Input data:
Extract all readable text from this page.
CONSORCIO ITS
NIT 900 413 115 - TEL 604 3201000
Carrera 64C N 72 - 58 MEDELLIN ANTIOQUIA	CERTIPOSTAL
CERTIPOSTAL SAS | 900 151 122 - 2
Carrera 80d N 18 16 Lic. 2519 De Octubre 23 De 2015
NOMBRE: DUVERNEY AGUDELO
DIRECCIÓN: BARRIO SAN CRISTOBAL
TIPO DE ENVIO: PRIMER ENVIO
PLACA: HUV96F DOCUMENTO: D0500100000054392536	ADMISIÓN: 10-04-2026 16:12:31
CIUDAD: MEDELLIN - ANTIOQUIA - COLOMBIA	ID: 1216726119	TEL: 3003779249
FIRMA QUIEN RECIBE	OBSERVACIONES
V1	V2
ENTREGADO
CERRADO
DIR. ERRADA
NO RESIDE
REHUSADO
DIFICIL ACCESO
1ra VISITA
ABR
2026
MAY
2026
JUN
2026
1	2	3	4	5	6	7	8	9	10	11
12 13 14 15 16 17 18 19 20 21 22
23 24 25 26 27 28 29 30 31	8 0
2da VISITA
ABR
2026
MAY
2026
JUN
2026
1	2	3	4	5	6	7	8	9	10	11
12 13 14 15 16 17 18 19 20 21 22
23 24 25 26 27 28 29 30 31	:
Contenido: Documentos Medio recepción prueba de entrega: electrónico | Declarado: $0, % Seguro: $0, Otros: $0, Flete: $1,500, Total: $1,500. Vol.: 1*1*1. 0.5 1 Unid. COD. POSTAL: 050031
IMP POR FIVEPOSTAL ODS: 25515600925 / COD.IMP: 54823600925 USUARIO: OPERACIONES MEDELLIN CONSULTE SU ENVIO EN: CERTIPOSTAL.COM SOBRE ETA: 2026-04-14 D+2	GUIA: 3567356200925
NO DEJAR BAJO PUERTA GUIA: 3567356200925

What needs to be done:
Say how many lines in the records hold "ENVIO", with the number as the whole reply.

The completed task:
2